[Figure dataset records]

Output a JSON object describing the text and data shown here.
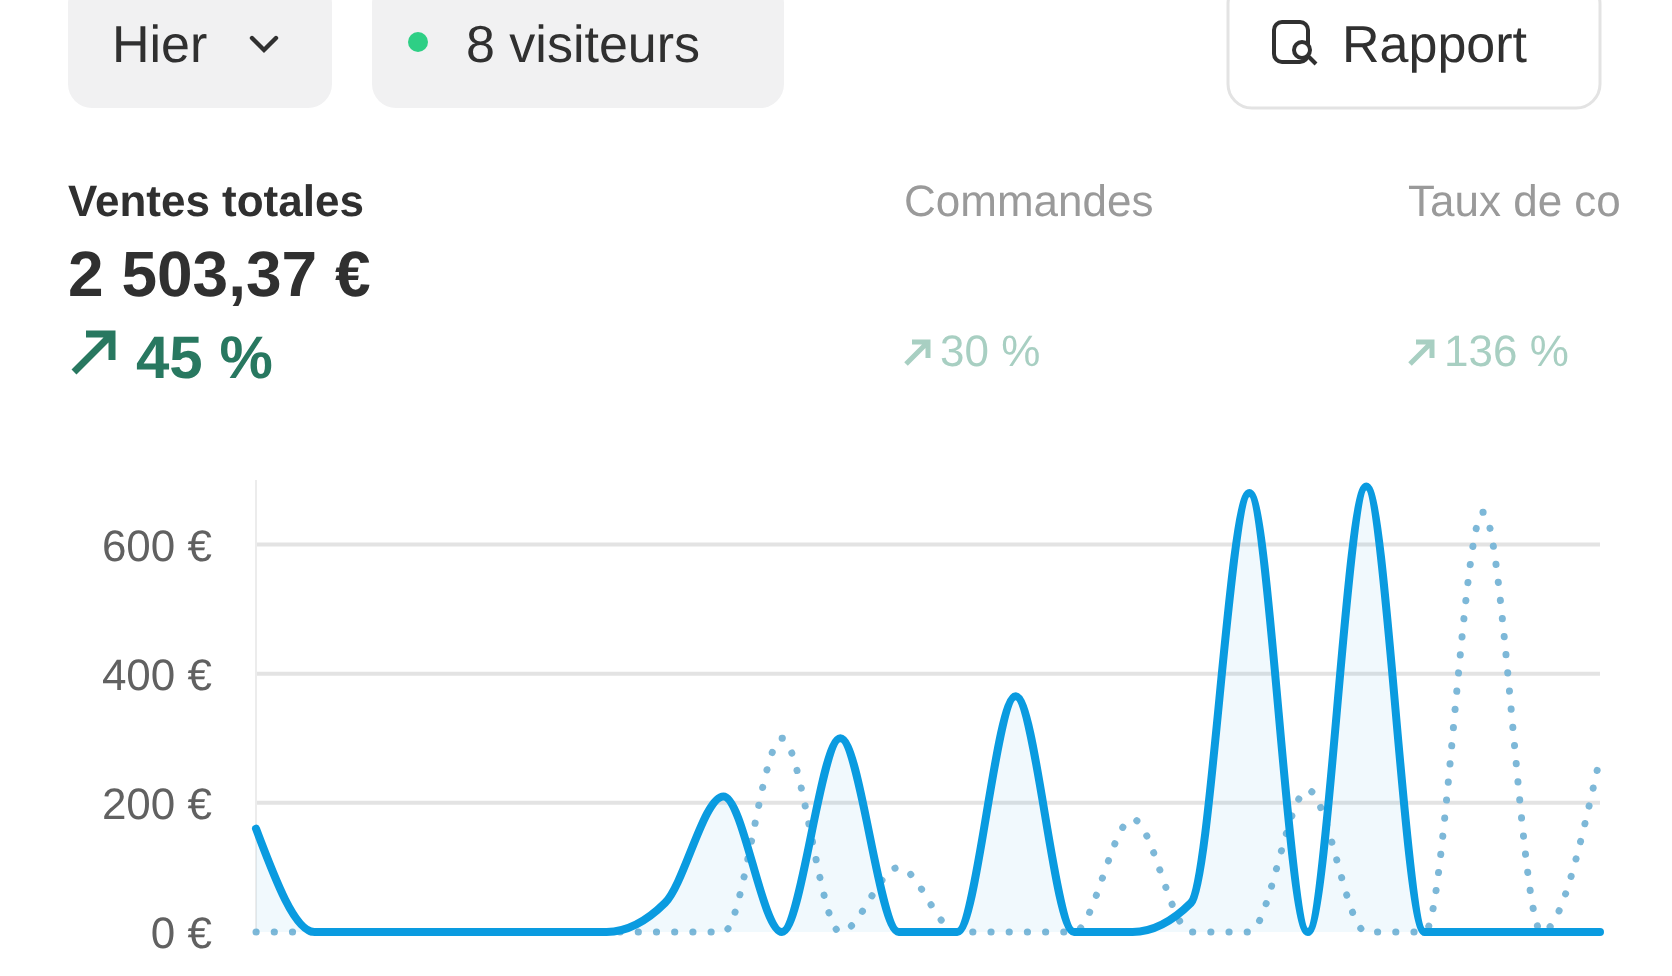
{
  "chart_data": {
    "type": "line",
    "title": "Ventes totales",
    "subtitle": "2 503,37 €",
    "annotations": [
      "Hier",
      "8 visiteurs",
      "Rapport",
      "45 %",
      "Commandes",
      "30 %",
      "Taux de co",
      "136 %"
    ],
    "categories": [
      null,
      null,
      null,
      null,
      null,
      null,
      null,
      null,
      null,
      null,
      null,
      null,
      null,
      null,
      null,
      null,
      null,
      null,
      null,
      null,
      null,
      null,
      null,
      null
    ],
    "series": [
      {
        "color": "#7db8d8",
        "line_style": "dotted",
        "values": [
          0,
          0,
          0,
          0,
          0,
          0,
          0,
          0,
          0,
          300,
          0,
          100,
          0,
          0,
          0,
          175,
          0,
          0,
          220,
          0,
          0,
          650,
          0,
          270
        ]
      },
      {
        "type": "area",
        "color": "#0a9be0",
        "line_style": "solid",
        "values": [
          160,
          0,
          0,
          0,
          0,
          0,
          0,
          45,
          210,
          0,
          300,
          0,
          0,
          365,
          0,
          0,
          45,
          680,
          0,
          690,
          0,
          0,
          0,
          0
        ]
      }
    ],
    "ylim": [
      0,
      700
    ],
    "yticks": [
      {
        "value": 0,
        "label": "0 €"
      },
      {
        "value": 200,
        "label": "200 €"
      },
      {
        "value": 400,
        "label": "400 €"
      },
      {
        "value": 600,
        "label": "600 €"
      }
    ],
    "grid": "y"
  }
}
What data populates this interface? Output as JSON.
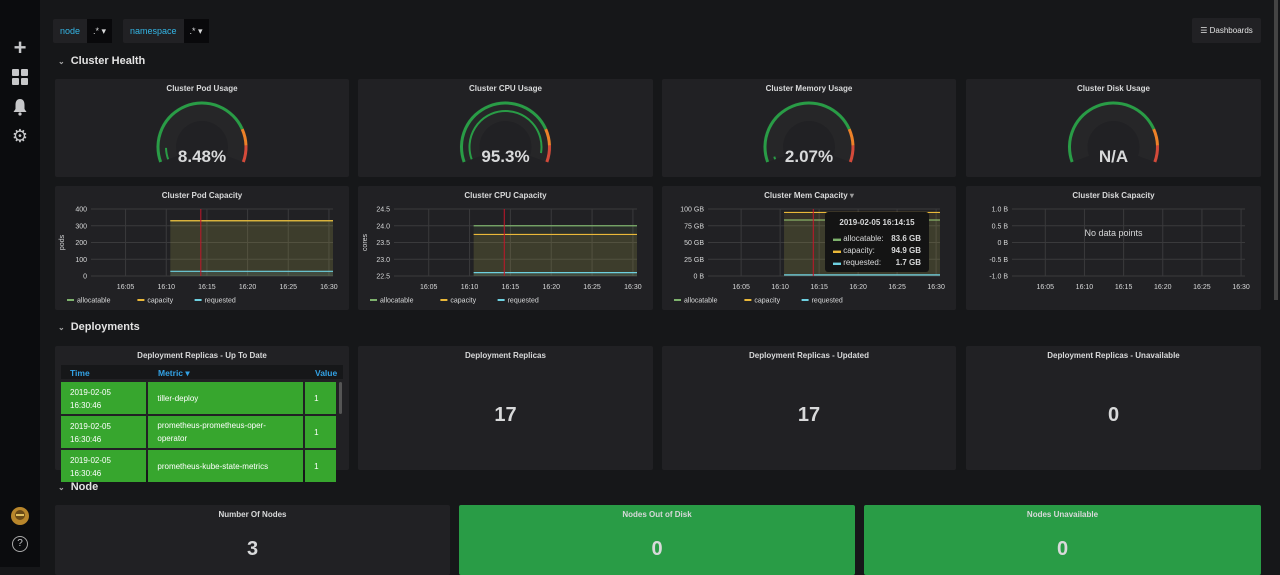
{
  "sidebar": {
    "items": [
      {
        "icon": "plus-icon",
        "glyph": "+"
      },
      {
        "icon": "dashboards-icon",
        "glyph": "▦"
      },
      {
        "icon": "bell-icon",
        "glyph": "🔔"
      },
      {
        "icon": "gear-icon",
        "glyph": "⚙"
      }
    ],
    "help_glyph": "?"
  },
  "variables": [
    {
      "label": "node",
      "value": ".*"
    },
    {
      "label": "namespace",
      "value": ".*"
    }
  ],
  "dashboards_button": "Dashboards",
  "rows": {
    "cluster_health": "Cluster Health",
    "deployments": "Deployments",
    "node": "Node"
  },
  "gauges": [
    {
      "title": "Cluster Pod Usage",
      "value": "8.48%",
      "fraction": 0.0848
    },
    {
      "title": "Cluster CPU Usage",
      "value": "95.3%",
      "fraction": 0.953
    },
    {
      "title": "Cluster Memory Usage",
      "value": "2.07%",
      "fraction": 0.0207
    },
    {
      "title": "Cluster Disk Usage",
      "value": "N/A",
      "fraction": null
    }
  ],
  "colors": {
    "ok": "#299c46",
    "warn": "#ed8128",
    "crit": "#d44a3a",
    "allocatable": "#7eb26d",
    "capacity": "#eab839",
    "requested": "#6ed0e0",
    "annotation": "#c4162a"
  },
  "chart_data": [
    {
      "type": "line",
      "title": "Cluster Pod Capacity",
      "ylabel": "pods",
      "ylim": [
        0,
        400
      ],
      "yticks": [
        "400",
        "300",
        "200",
        "100",
        "0"
      ],
      "ytick_values": [
        400,
        300,
        200,
        100,
        0
      ],
      "xticks": [
        "16:05",
        "16:10",
        "16:15",
        "16:20",
        "16:25",
        "16:30"
      ],
      "xrange": [
        "16:00:45",
        "16:30:30"
      ],
      "annotation_time": "16:14:15",
      "grid": true,
      "legend": "bottom",
      "series": [
        {
          "name": "allocatable",
          "start": "16:10:30",
          "end": "16:30:30",
          "value": 330
        },
        {
          "name": "capacity",
          "start": "16:10:30",
          "end": "16:30:30",
          "value": 330
        },
        {
          "name": "requested",
          "start": "16:10:30",
          "end": "16:30:30",
          "value": 28
        }
      ]
    },
    {
      "type": "line",
      "title": "Cluster CPU Capacity",
      "ylabel": "cores",
      "ylim": [
        22.5,
        24.5
      ],
      "yticks": [
        "24.5",
        "24.0",
        "23.5",
        "23.0",
        "22.5"
      ],
      "ytick_values": [
        24.5,
        24.0,
        23.5,
        23.0,
        22.5
      ],
      "xticks": [
        "16:05",
        "16:10",
        "16:15",
        "16:20",
        "16:25",
        "16:30"
      ],
      "xrange": [
        "16:00:45",
        "16:30:30"
      ],
      "annotation_time": "16:14:15",
      "grid": true,
      "legend": "bottom",
      "series": [
        {
          "name": "allocatable",
          "start": "16:10:30",
          "end": "16:30:30",
          "value": 24.0
        },
        {
          "name": "capacity",
          "start": "16:10:30",
          "end": "16:30:30",
          "value": 23.74
        },
        {
          "name": "requested",
          "start": "16:10:30",
          "end": "16:30:30",
          "value": 22.6
        }
      ]
    },
    {
      "type": "line",
      "title": "Cluster Mem Capacity",
      "ylabel": "",
      "ylim": [
        0,
        100
      ],
      "yticks": [
        "100 GB",
        "75 GB",
        "50 GB",
        "25 GB",
        "0 B"
      ],
      "ytick_values": [
        100,
        75,
        50,
        25,
        0
      ],
      "xticks": [
        "16:05",
        "16:10",
        "16:15",
        "16:20",
        "16:25",
        "16:30"
      ],
      "xrange": [
        "16:00:45",
        "16:30:30"
      ],
      "annotation_time": "16:14:15",
      "grid": true,
      "legend": "bottom",
      "series": [
        {
          "name": "allocatable",
          "start": "16:10:30",
          "end": "16:30:30",
          "value": 83.6
        },
        {
          "name": "capacity",
          "start": "16:10:30",
          "end": "16:30:30",
          "value": 94.9
        },
        {
          "name": "requested",
          "start": "16:10:30",
          "end": "16:30:30",
          "value": 1.7
        }
      ],
      "tooltip": {
        "time": "2019-02-05 16:14:15",
        "rows": [
          {
            "name": "allocatable:",
            "value": "83.6 GB"
          },
          {
            "name": "capacity:",
            "value": "94.9 GB"
          },
          {
            "name": "requested:",
            "value": "1.7 GB"
          }
        ]
      }
    },
    {
      "type": "line",
      "title": "Cluster Disk Capacity",
      "ylabel": "",
      "ylim": [
        -1,
        1
      ],
      "yticks": [
        "1.0 B",
        "0.5 B",
        "0 B",
        "-0.5 B",
        "-1.0 B"
      ],
      "ytick_values": [
        1,
        0.5,
        0,
        -0.5,
        -1
      ],
      "xticks": [
        "16:05",
        "16:10",
        "16:15",
        "16:20",
        "16:25",
        "16:30"
      ],
      "xrange": [
        "16:00:45",
        "16:30:30"
      ],
      "grid": true,
      "legend": "none",
      "series": [],
      "no_data": "No data points"
    }
  ],
  "deploy_table": {
    "title": "Deployment Replicas - Up To Date",
    "columns": [
      "Time",
      "Metric",
      "Value"
    ],
    "sort_glyph": "▾",
    "rows": [
      {
        "time": "2019-02-05 16:30:46",
        "metric": "tiller-deploy",
        "value": "1"
      },
      {
        "time": "2019-02-05 16:30:46",
        "metric": "prometheus-prometheus-oper-operator",
        "value": "1"
      },
      {
        "time": "2019-02-05 16:30:46",
        "metric": "prometheus-kube-state-metrics",
        "value": "1"
      }
    ]
  },
  "stats": [
    {
      "title": "Deployment Replicas",
      "value": "17"
    },
    {
      "title": "Deployment Replicas - Updated",
      "value": "17"
    },
    {
      "title": "Deployment Replicas - Unavailable",
      "value": "0"
    }
  ],
  "node_stats": [
    {
      "title": "Number Of Nodes",
      "value": "3",
      "bg": "#212124"
    },
    {
      "title": "Nodes Out of Disk",
      "value": "0",
      "bg": "#299c46"
    },
    {
      "title": "Nodes Unavailable",
      "value": "0",
      "bg": "#299c46"
    }
  ]
}
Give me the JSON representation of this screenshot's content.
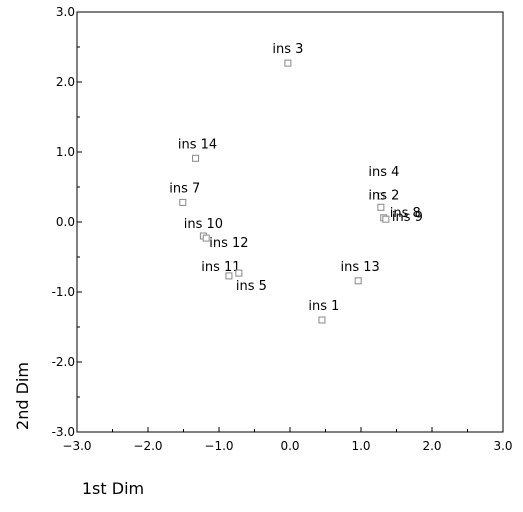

Exercise objective.
Return all of the entries exactly as written, but drop any pictures they hold.

Solution to this problem.
Output a JSON object describing the text and data shown here.
{
  "chart_data": {
    "type": "line",
    "title": "Ventes totales",
    "subtitle": "2 503,37 €",
    "annotations": [
      "Hier",
      "8 visiteurs",
      "Rapport",
      "45 %",
      "Commandes",
      "30 %",
      "Taux de co",
      "136 %"
    ],
    "categories": [
      null,
      null,
      null,
      null,
      null,
      null,
      null,
      null,
      null,
      null,
      null,
      null,
      null,
      null,
      null,
      null,
      null,
      null,
      null,
      null,
      null,
      null,
      null,
      null
    ],
    "series": [
      {
        "color": "#7db8d8",
        "line_style": "dotted",
        "values": [
          0,
          0,
          0,
          0,
          0,
          0,
          0,
          0,
          0,
          300,
          0,
          100,
          0,
          0,
          0,
          175,
          0,
          0,
          220,
          0,
          0,
          650,
          0,
          270
        ]
      },
      {
        "type": "area",
        "color": "#0a9be0",
        "line_style": "solid",
        "values": [
          160,
          0,
          0,
          0,
          0,
          0,
          0,
          45,
          210,
          0,
          300,
          0,
          0,
          365,
          0,
          0,
          45,
          680,
          0,
          690,
          0,
          0,
          0,
          0
        ]
      }
    ],
    "ylim": [
      0,
      700
    ],
    "yticks": [
      {
        "value": 0,
        "label": "0 €"
      },
      {
        "value": 200,
        "label": "200 €"
      },
      {
        "value": 400,
        "label": "400 €"
      },
      {
        "value": 600,
        "label": "600 €"
      }
    ],
    "grid": "y"
  }
}
What data populates this interface? Output as JSON.
{
  "sidebar": {
    "items": [
      {
        "icon": "plus-icon",
        "glyph": "+"
      },
      {
        "icon": "dashboards-icon",
        "glyph": "▦"
      },
      {
        "icon": "bell-icon",
        "glyph": "🔔"
      },
      {
        "icon": "gear-icon",
        "glyph": "⚙"
      }
    ],
    "help_glyph": "?"
  },
  "variables": [
    {
      "label": "node",
      "value": ".*"
    },
    {
      "label": "namespace",
      "value": ".*"
    }
  ],
  "dashboards_button": "Dashboards",
  "rows": {
    "cluster_health": "Cluster Health",
    "deployments": "Deployments",
    "node": "Node"
  },
  "gauges": [
    {
      "title": "Cluster Pod Usage",
      "value": "8.48%",
      "fraction": 0.0848
    },
    {
      "title": "Cluster CPU Usage",
      "value": "95.3%",
      "fraction": 0.953
    },
    {
      "title": "Cluster Memory Usage",
      "value": "2.07%",
      "fraction": 0.0207
    },
    {
      "title": "Cluster Disk Usage",
      "value": "N/A",
      "fraction": null
    }
  ],
  "colors": {
    "ok": "#299c46",
    "warn": "#ed8128",
    "crit": "#d44a3a",
    "allocatable": "#7eb26d",
    "capacity": "#eab839",
    "requested": "#6ed0e0",
    "annotation": "#c4162a"
  },
  "chart_data": [
    {
      "type": "line",
      "title": "Cluster Pod Capacity",
      "ylabel": "pods",
      "ylim": [
        0,
        400
      ],
      "yticks": [
        "400",
        "300",
        "200",
        "100",
        "0"
      ],
      "ytick_values": [
        400,
        300,
        200,
        100,
        0
      ],
      "xticks": [
        "16:05",
        "16:10",
        "16:15",
        "16:20",
        "16:25",
        "16:30"
      ],
      "xrange": [
        "16:00:45",
        "16:30:30"
      ],
      "annotation_time": "16:14:15",
      "grid": true,
      "legend": "bottom",
      "series": [
        {
          "name": "allocatable",
          "start": "16:10:30",
          "end": "16:30:30",
          "value": 330
        },
        {
          "name": "capacity",
          "start": "16:10:30",
          "end": "16:30:30",
          "value": 330
        },
        {
          "name": "requested",
          "start": "16:10:30",
          "end": "16:30:30",
          "value": 28
        }
      ]
    },
    {
      "type": "line",
      "title": "Cluster CPU Capacity",
      "ylabel": "cores",
      "ylim": [
        22.5,
        24.5
      ],
      "yticks": [
        "24.5",
        "24.0",
        "23.5",
        "23.0",
        "22.5"
      ],
      "ytick_values": [
        24.5,
        24.0,
        23.5,
        23.0,
        22.5
      ],
      "xticks": [
        "16:05",
        "16:10",
        "16:15",
        "16:20",
        "16:25",
        "16:30"
      ],
      "xrange": [
        "16:00:45",
        "16:30:30"
      ],
      "annotation_time": "16:14:15",
      "grid": true,
      "legend": "bottom",
      "series": [
        {
          "name": "allocatable",
          "start": "16:10:30",
          "end": "16:30:30",
          "value": 24.0
        },
        {
          "name": "capacity",
          "start": "16:10:30",
          "end": "16:30:30",
          "value": 23.74
        },
        {
          "name": "requested",
          "start": "16:10:30",
          "end": "16:30:30",
          "value": 22.6
        }
      ]
    },
    {
      "type": "line",
      "title": "Cluster Mem Capacity",
      "ylabel": "",
      "ylim": [
        0,
        100
      ],
      "yticks": [
        "100 GB",
        "75 GB",
        "50 GB",
        "25 GB",
        "0 B"
      ],
      "ytick_values": [
        100,
        75,
        50,
        25,
        0
      ],
      "xticks": [
        "16:05",
        "16:10",
        "16:15",
        "16:20",
        "16:25",
        "16:30"
      ],
      "xrange": [
        "16:00:45",
        "16:30:30"
      ],
      "annotation_time": "16:14:15",
      "grid": true,
      "legend": "bottom",
      "series": [
        {
          "name": "allocatable",
          "start": "16:10:30",
          "end": "16:30:30",
          "value": 83.6
        },
        {
          "name": "capacity",
          "start": "16:10:30",
          "end": "16:30:30",
          "value": 94.9
        },
        {
          "name": "requested",
          "start": "16:10:30",
          "end": "16:30:30",
          "value": 1.7
        }
      ],
      "tooltip": {
        "time": "2019-02-05 16:14:15",
        "rows": [
          {
            "name": "allocatable:",
            "value": "83.6 GB"
          },
          {
            "name": "capacity:",
            "value": "94.9 GB"
          },
          {
            "name": "requested:",
            "value": "1.7 GB"
          }
        ]
      }
    },
    {
      "type": "line",
      "title": "Cluster Disk Capacity",
      "ylabel": "",
      "ylim": [
        -1,
        1
      ],
      "yticks": [
        "1.0 B",
        "0.5 B",
        "0 B",
        "-0.5 B",
        "-1.0 B"
      ],
      "ytick_values": [
        1,
        0.5,
        0,
        -0.5,
        -1
      ],
      "xticks": [
        "16:05",
        "16:10",
        "16:15",
        "16:20",
        "16:25",
        "16:30"
      ],
      "xrange": [
        "16:00:45",
        "16:30:30"
      ],
      "grid": true,
      "legend": "none",
      "series": [],
      "no_data": "No data points"
    }
  ],
  "deploy_table": {
    "title": "Deployment Replicas - Up To Date",
    "columns": [
      "Time",
      "Metric",
      "Value"
    ],
    "sort_glyph": "▾",
    "rows": [
      {
        "time": "2019-02-05 16:30:46",
        "metric": "tiller-deploy",
        "value": "1"
      },
      {
        "time": "2019-02-05 16:30:46",
        "metric": "prometheus-prometheus-oper-operator",
        "value": "1"
      },
      {
        "time": "2019-02-05 16:30:46",
        "metric": "prometheus-kube-state-metrics",
        "value": "1"
      }
    ]
  },
  "stats": [
    {
      "title": "Deployment Replicas",
      "value": "17"
    },
    {
      "title": "Deployment Replicas - Updated",
      "value": "17"
    },
    {
      "title": "Deployment Replicas - Unavailable",
      "value": "0"
    }
  ],
  "node_stats": [
    {
      "title": "Number Of Nodes",
      "value": "3",
      "bg": "#212124"
    },
    {
      "title": "Nodes Out of Disk",
      "value": "0",
      "bg": "#299c46"
    },
    {
      "title": "Nodes Unavailable",
      "value": "0",
      "bg": "#299c46"
    }
  ]
}
Give me the JSON representation of this screenshot's content.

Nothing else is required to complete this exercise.